Supplied material
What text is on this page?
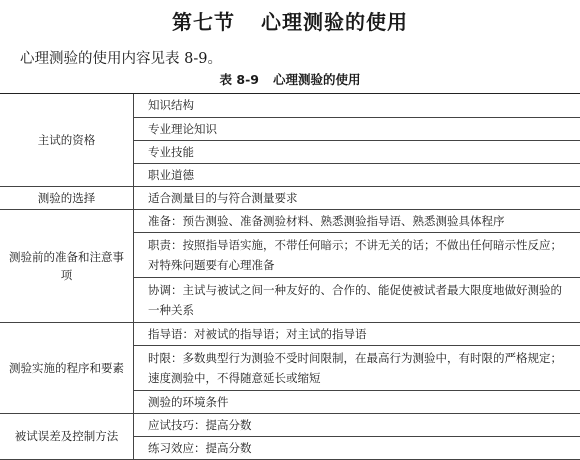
第七节 心理测验的使用
心理测验的使用内容见表 8-9。
表 8-9 心理测验的使用
主试的资格	知识结构
	专业理论知识
	专业技能
	职业道德
测验的选择	适合测量目的与符合测量要求
测验前的准备和注意事项	准备：预告测验、准备测验材料、熟悉测验指导语、熟悉测验具体程序
	职责：按照指导语实施，不带任何暗示；不讲无关的话；不做出任何暗示性反应；对特殊问题要有心理准备
	协调：主试与被试之间一种友好的、合作的、能促使被试者最大限度地做好测验的一种关系
测验实施的程序和要素	指导语：对被试的指导语；对主试的指导语
	时限：多数典型行为测验不受时间限制，在最高行为测验中，有时限的严格规定；速度测验中，不得随意延长或缩短
	测验的环境条件
被试误差及控制方法	应试技巧：提高分数
	练习效应：提高分数
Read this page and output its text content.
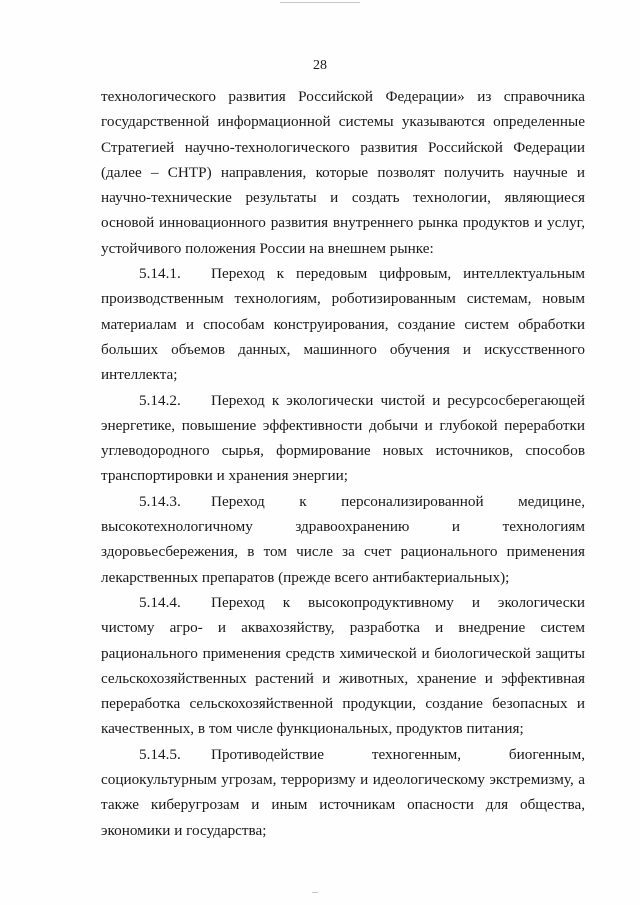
28

технологического развития Российской Федерации» из справочника государственной информационной системы указываются определенные Стратегией научно-технологического развития Российской Федерации (далее – СНТР) направления, которые позволят получить научные и научно-технические результаты и создать технологии, являющиеся основой инновационного развития внутреннего рынка продуктов и услуг, устойчивого положения России на внешнем рынке:

5.14.1. Переход к передовым цифровым, интеллектуальным производственным технологиям, роботизированным системам, новым материалам и способам конструирования, создание систем обработки больших объемов данных, машинного обучения и искусственного интеллекта;

5.14.2. Переход к экологически чистой и ресурсосберегающей энергетике, повышение эффективности добычи и глубокой переработки углеводородного сырья, формирование новых источников, способов транспортировки и хранения энергии;

5.14.3. Переход к персонализированной медицине, высокотехнологичному здравоохранению и технологиям здоровьесбережения, в том числе за счет рационального применения лекарственных препаратов (прежде всего антибактериальных);

5.14.4. Переход к высокопродуктивному и экологически чистому агро- и аквахозяйству, разработка и внедрение систем рационального применения средств химической и биологической защиты сельскохозяйственных растений и животных, хранение и эффективная переработка сельскохозяйственной продукции, создание безопасных и качественных, в том числе функциональных, продуктов питания;

5.14.5. Противодействие техногенным, биогенным, социокультурным угрозам, терроризму и идеологическому экстремизму, а также киберугрозам и иным источникам опасности для общества, экономики и государства;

Objective
From the records given above, reproduce all text exactly and exclude each picture.

Exercise output
What text is on this page?
第七节 心理测验的使用
心理测验的使用内容见表 8-9。
表 8-9 心理测验的使用
主试的资格	知识结构
	专业理论知识
	专业技能
	职业道德
测验的选择	适合测量目的与符合测量要求
测验前的准备和注意事项	准备：预告测验、准备测验材料、熟悉测验指导语、熟悉测验具体程序
	职责：按照指导语实施，不带任何暗示；不讲无关的话；不做出任何暗示性反应；对特殊问题要有心理准备
	协调：主试与被试之间一种友好的、合作的、能促使被试者最大限度地做好测验的一种关系
测验实施的程序和要素	指导语：对被试的指导语；对主试的指导语
	时限：多数典型行为测验不受时间限制，在最高行为测验中，有时限的严格规定；速度测验中，不得随意延长或缩短
	测验的环境条件
被试误差及控制方法	应试技巧：提高分数
	练习效应：提高分数
Read this page and output its text content.
28

технологического развития Российской Федерации» из справочника государственной информационной системы указываются определенные Стратегией научно-технологического развития Российской Федерации (далее – СНТР) направления, которые позволят получить научные и научно-технические результаты и создать технологии, являющиеся основой инновационного развития внутреннего рынка продуктов и услуг, устойчивого положения России на внешнем рынке:

5.14.1. Переход к передовым цифровым, интеллектуальным производственным технологиям, роботизированным системам, новым материалам и способам конструирования, создание систем обработки больших объемов данных, машинного обучения и искусственного интеллекта;

5.14.2. Переход к экологически чистой и ресурсосберегающей энергетике, повышение эффективности добычи и глубокой переработки углеводородного сырья, формирование новых источников, способов транспортировки и хранения энергии;

5.14.3. Переход к персонализированной медицине, высокотехнологичному здравоохранению и технологиям здоровьесбережения, в том числе за счет рационального применения лекарственных препаратов (прежде всего антибактериальных);

5.14.4. Переход к высокопродуктивному и экологически чистому агро- и аквахозяйству, разработка и внедрение систем рационального применения средств химической и биологической защиты сельскохозяйственных растений и животных, хранение и эффективная переработка сельскохозяйственной продукции, создание безопасных и качественных, в том числе функциональных, продуктов питания;

5.14.5. Противодействие техногенным, биогенным, социокультурным угрозам, терроризму и идеологическому экстремизму, а также киберугрозам и иным источникам опасности для общества, экономики и государства;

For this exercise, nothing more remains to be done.